— Begin —

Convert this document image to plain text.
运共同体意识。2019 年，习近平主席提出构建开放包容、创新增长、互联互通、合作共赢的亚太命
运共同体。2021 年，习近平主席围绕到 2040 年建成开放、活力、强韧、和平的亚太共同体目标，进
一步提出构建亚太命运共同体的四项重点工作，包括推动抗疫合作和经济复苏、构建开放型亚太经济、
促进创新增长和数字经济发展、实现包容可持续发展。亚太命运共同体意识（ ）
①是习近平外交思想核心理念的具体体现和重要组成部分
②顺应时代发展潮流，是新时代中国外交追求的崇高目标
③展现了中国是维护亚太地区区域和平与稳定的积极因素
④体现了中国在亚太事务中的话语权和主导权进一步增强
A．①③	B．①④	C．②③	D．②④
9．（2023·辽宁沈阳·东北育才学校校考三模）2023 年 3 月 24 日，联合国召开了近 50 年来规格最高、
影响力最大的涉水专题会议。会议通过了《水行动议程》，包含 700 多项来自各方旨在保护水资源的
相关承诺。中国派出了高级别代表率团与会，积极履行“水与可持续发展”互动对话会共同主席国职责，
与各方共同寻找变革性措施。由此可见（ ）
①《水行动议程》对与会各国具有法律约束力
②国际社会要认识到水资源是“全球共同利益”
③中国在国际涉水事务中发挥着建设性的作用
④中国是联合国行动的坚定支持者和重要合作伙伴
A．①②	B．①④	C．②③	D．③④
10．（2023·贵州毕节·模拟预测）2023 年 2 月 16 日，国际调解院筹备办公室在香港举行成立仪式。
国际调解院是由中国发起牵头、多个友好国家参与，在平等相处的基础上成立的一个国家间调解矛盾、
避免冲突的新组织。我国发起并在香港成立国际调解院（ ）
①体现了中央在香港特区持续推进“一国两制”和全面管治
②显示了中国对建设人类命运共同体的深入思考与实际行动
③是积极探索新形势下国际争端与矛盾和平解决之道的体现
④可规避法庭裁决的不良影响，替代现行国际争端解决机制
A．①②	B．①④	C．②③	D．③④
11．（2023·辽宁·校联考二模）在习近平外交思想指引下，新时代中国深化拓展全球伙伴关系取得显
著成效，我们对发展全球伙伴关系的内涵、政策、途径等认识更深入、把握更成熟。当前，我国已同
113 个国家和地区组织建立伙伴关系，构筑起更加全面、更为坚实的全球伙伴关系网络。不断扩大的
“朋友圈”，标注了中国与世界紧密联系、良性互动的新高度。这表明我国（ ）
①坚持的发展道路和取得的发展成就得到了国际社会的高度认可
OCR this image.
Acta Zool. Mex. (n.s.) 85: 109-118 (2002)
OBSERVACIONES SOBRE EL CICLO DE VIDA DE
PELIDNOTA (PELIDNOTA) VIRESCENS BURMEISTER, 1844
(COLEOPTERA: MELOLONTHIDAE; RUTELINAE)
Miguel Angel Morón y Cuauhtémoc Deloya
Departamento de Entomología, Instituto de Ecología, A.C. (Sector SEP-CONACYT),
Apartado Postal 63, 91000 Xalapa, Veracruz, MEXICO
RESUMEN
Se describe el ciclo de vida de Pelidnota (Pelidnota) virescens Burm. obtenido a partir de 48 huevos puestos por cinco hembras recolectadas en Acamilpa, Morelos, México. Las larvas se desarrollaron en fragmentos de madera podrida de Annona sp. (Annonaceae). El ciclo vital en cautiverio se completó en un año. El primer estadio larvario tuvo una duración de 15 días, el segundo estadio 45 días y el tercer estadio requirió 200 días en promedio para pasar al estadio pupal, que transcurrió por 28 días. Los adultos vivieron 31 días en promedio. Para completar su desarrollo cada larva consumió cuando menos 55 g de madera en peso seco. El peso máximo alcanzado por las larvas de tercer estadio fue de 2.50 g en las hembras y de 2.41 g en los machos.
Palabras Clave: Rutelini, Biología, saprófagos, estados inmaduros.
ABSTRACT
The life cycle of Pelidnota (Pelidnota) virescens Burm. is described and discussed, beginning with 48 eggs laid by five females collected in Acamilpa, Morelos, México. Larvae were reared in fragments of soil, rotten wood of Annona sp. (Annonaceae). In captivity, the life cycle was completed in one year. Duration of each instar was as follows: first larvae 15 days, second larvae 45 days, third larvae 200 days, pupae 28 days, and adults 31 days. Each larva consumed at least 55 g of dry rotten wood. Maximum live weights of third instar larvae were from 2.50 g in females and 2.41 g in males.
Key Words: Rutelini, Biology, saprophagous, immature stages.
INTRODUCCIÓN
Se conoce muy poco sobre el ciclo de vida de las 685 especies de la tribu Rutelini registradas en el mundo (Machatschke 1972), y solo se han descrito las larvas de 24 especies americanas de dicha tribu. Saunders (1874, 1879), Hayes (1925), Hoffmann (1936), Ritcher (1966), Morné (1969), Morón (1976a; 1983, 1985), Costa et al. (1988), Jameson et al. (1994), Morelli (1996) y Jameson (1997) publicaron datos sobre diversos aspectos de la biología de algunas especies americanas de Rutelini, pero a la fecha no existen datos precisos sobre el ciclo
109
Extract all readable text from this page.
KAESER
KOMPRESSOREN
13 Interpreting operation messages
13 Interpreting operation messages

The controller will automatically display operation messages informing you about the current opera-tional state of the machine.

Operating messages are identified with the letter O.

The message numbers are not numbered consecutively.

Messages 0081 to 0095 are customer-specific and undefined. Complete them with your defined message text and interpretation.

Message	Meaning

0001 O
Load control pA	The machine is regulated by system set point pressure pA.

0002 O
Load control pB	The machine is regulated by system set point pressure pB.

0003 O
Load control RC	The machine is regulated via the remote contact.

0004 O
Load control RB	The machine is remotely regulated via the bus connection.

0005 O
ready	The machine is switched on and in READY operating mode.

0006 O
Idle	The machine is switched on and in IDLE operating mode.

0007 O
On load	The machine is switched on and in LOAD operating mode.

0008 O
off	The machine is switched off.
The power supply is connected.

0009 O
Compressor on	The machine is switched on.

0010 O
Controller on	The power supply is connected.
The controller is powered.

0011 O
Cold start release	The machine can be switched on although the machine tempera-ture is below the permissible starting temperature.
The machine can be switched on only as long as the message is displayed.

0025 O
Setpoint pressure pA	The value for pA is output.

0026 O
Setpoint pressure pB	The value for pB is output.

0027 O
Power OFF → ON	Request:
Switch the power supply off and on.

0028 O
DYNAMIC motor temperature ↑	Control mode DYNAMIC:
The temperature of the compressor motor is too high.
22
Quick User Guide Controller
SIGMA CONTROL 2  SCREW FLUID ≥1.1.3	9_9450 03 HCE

— End —

Description of the task -> Pick out the lines that have the word "temperature". Copy them all.

Response to this exercise ->
Cold start release	The machine can be switched on although the machine tempera-ture is below the permissible starting temperature.
DYNAMIC motor temperature ↑	Control mode DYNAMIC:
The temperature of the compressor motor is too high.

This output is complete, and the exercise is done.